(Excerpts from a figure dataset)
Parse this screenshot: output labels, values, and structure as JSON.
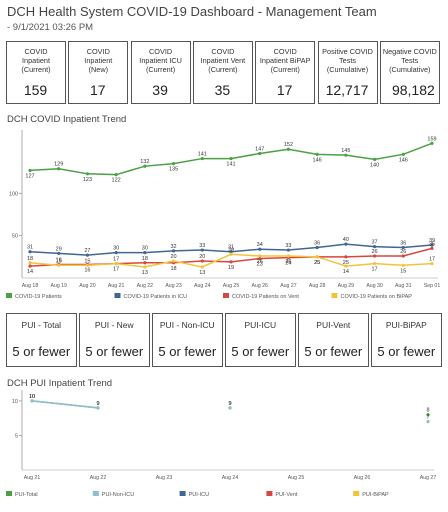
{
  "header": {
    "title": "DCH Health System COVID-19 Dashboard - Management Team",
    "subtitle": "- 9/1/2021 03:26 PM"
  },
  "kpis": [
    {
      "label": "COVID\nInpatient\n(Current)",
      "value": "159",
      "align": "c"
    },
    {
      "label": "COVID\nInpatient\n(New)",
      "value": "17",
      "align": "c"
    },
    {
      "label": "COVID\nInpatient ICU\n(Current)",
      "value": "39",
      "align": "c"
    },
    {
      "label": "COVID\nInpatient Vent\n(Current)",
      "value": "35",
      "align": "c"
    },
    {
      "label": "COVID\nInpatient BiPAP\n(Current)",
      "value": "17",
      "align": "c"
    },
    {
      "label": "Positive COVID\nTests\n(Cumulative)",
      "value": "12,717",
      "align": "c"
    },
    {
      "label": "Negative COVID\nTests\n(Cumulative)",
      "value": "98,182",
      "align": "r"
    }
  ],
  "pui_cards": [
    {
      "label": "PUI - Total",
      "value": "5 or fewer"
    },
    {
      "label": "PUI - New",
      "value": "5 or fewer"
    },
    {
      "label": "PUI - Non-ICU",
      "value": "5 or fewer"
    },
    {
      "label": "PUI-ICU",
      "value": "5 or fewer"
    },
    {
      "label": "PUI-Vent",
      "value": "5 or fewer"
    },
    {
      "label": "PUI-BiPAP",
      "value": "5 or fewer"
    }
  ],
  "chart_data": [
    {
      "type": "line",
      "title": "DCH COVID Inpatient Trend",
      "categories": [
        "Aug 18",
        "Aug 19",
        "Aug 20",
        "Aug 21",
        "Aug 22",
        "Aug 23",
        "Aug 24",
        "Aug 25",
        "Aug 26",
        "Aug 27",
        "Aug 28",
        "Aug 29",
        "Aug 30",
        "Aug 31",
        "Sep 01"
      ],
      "yticks": [
        100,
        50
      ],
      "ylim": [
        0,
        170
      ],
      "series": [
        {
          "name": "COVID-19 Patients",
          "color": "#4aa143",
          "values": [
            127,
            129,
            123,
            122,
            132,
            135,
            141,
            141,
            147,
            152,
            146,
            145,
            140,
            146,
            159
          ],
          "label_pos": [
            "b",
            "a",
            "b",
            "b",
            "a",
            "b",
            "a",
            "b",
            "a",
            "a",
            "b",
            "a",
            "b",
            "b",
            "a"
          ]
        },
        {
          "name": "COVID-19 Patients in ICU",
          "color": "#3f6791",
          "values": [
            31,
            29,
            27,
            30,
            30,
            32,
            33,
            31,
            34,
            33,
            36,
            40,
            37,
            36,
            39
          ],
          "label_pos": [
            "a",
            "a",
            "a",
            "a",
            "a",
            "a",
            "a",
            "a",
            "a",
            "a",
            "a",
            "a",
            "a",
            "a",
            "a"
          ]
        },
        {
          "name": "COVID-19 Patients on Vent",
          "color": "#d7463f",
          "values": [
            14,
            16,
            16,
            17,
            18,
            18,
            20,
            19,
            23,
            24,
            25,
            25,
            26,
            26,
            35
          ],
          "label_pos": [
            "b",
            "a",
            "b",
            "b",
            "a",
            "b",
            "a",
            "b",
            "b",
            "b",
            "b",
            "b",
            "a",
            "a",
            "a"
          ]
        },
        {
          "name": "COVID-19 Patients on BiPAP",
          "color": "#f2c43a",
          "values": [
            18,
            15,
            15,
            17,
            13,
            20,
            13,
            28,
            26,
            26,
            25,
            14,
            17,
            15,
            17
          ],
          "label_pos": [
            "a",
            "a",
            "a",
            "a",
            "b",
            "a",
            "b",
            "a",
            "b",
            "b",
            "b",
            "b",
            "b",
            "b",
            "a"
          ]
        }
      ]
    },
    {
      "type": "line",
      "title": "DCH PUI Inpatient Trend",
      "categories": [
        "Aug 21",
        "Aug 22",
        "Aug 23",
        "Aug 24",
        "Aug 25",
        "Aug 26",
        "Aug 27"
      ],
      "yticks": [
        10,
        5
      ],
      "ylim": [
        0,
        11
      ],
      "series": [
        {
          "name": "PUI-Total",
          "color": "#4aa143",
          "values": [
            10,
            9,
            null,
            9,
            null,
            null,
            8
          ]
        },
        {
          "name": "PUI-Non-ICU",
          "color": "#8fbfcf",
          "values": [
            10,
            9,
            null,
            9,
            null,
            null,
            7
          ]
        },
        {
          "name": "PUI-ICU",
          "color": "#3f6791",
          "values": [
            null,
            null,
            null,
            null,
            null,
            null,
            null
          ]
        },
        {
          "name": "PUI-Vent",
          "color": "#d7463f",
          "values": [
            null,
            null,
            null,
            null,
            null,
            null,
            null
          ]
        },
        {
          "name": "PUI-BiPAP",
          "color": "#f2c43a",
          "values": [
            null,
            null,
            null,
            null,
            null,
            null,
            null
          ]
        }
      ]
    }
  ]
}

# What you need to do
Working from the records above, tally the lines that contain "BiPAP" and give only the total.

# Exercise output
4